▶ [WRITTEN TASK] Of the lines in the listing below, how many hold "JSON"? Answer with the number only.

▶ [GIVEN RECORDS]
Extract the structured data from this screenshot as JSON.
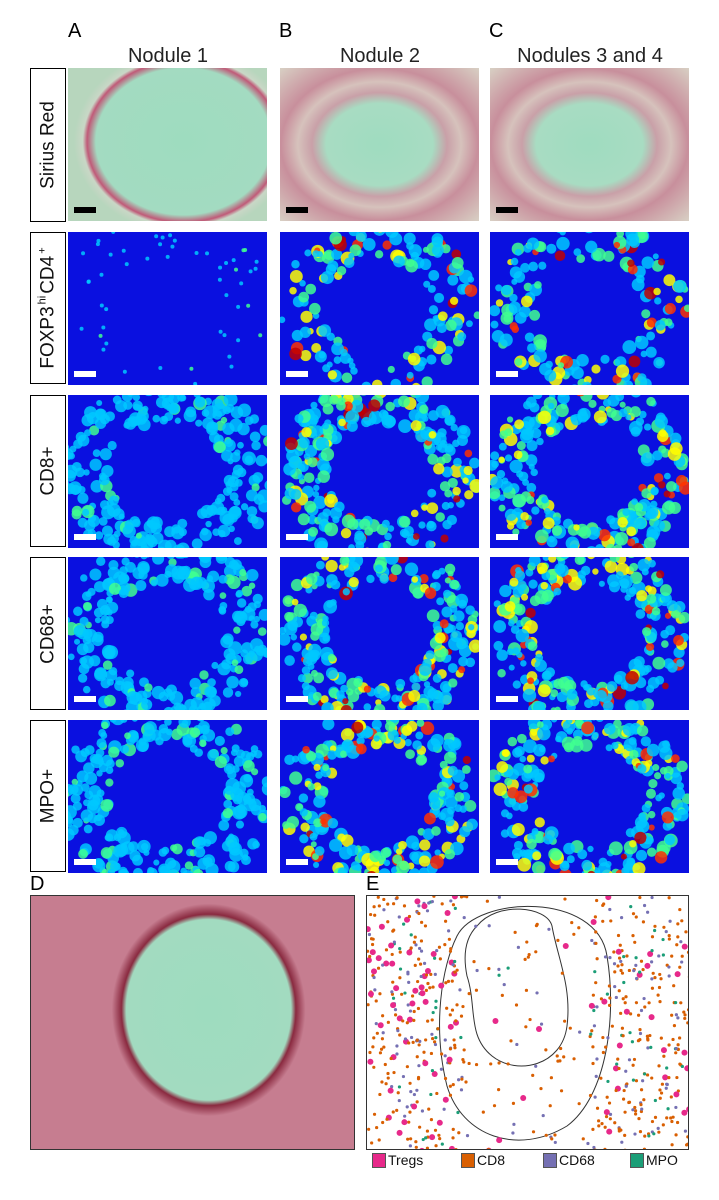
{
  "columns": [
    {
      "letter": "A",
      "title": "Nodule 1"
    },
    {
      "letter": "B",
      "title": "Nodule 2"
    },
    {
      "letter": "C",
      "title": "Nodules 3 and 4"
    }
  ],
  "rows": [
    {
      "label": "Sirius Red",
      "type": "stain"
    },
    {
      "label": "FOXP3hiCD4+",
      "label_main": "FOXP3",
      "label_sup1": "hi",
      "label_mid": "CD4",
      "label_sup2": "+",
      "type": "heatmap"
    },
    {
      "label": "CD8+",
      "type": "heatmap"
    },
    {
      "label": "CD68+",
      "type": "heatmap"
    },
    {
      "label": "MPO+",
      "type": "heatmap"
    }
  ],
  "panel_d": {
    "letter": "D"
  },
  "panel_e": {
    "letter": "E"
  },
  "legend": [
    {
      "label": "Tregs",
      "color": "#e7298a"
    },
    {
      "label": "CD8",
      "color": "#d95f02"
    },
    {
      "label": "CD68",
      "color": "#7570b3"
    },
    {
      "label": "MPO",
      "color": "#1b9e77"
    }
  ]
}
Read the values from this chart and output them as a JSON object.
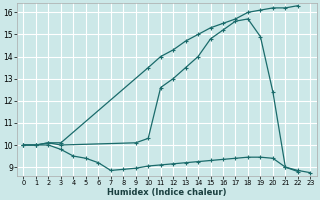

▶ [WRITTEN SOLUTION] 2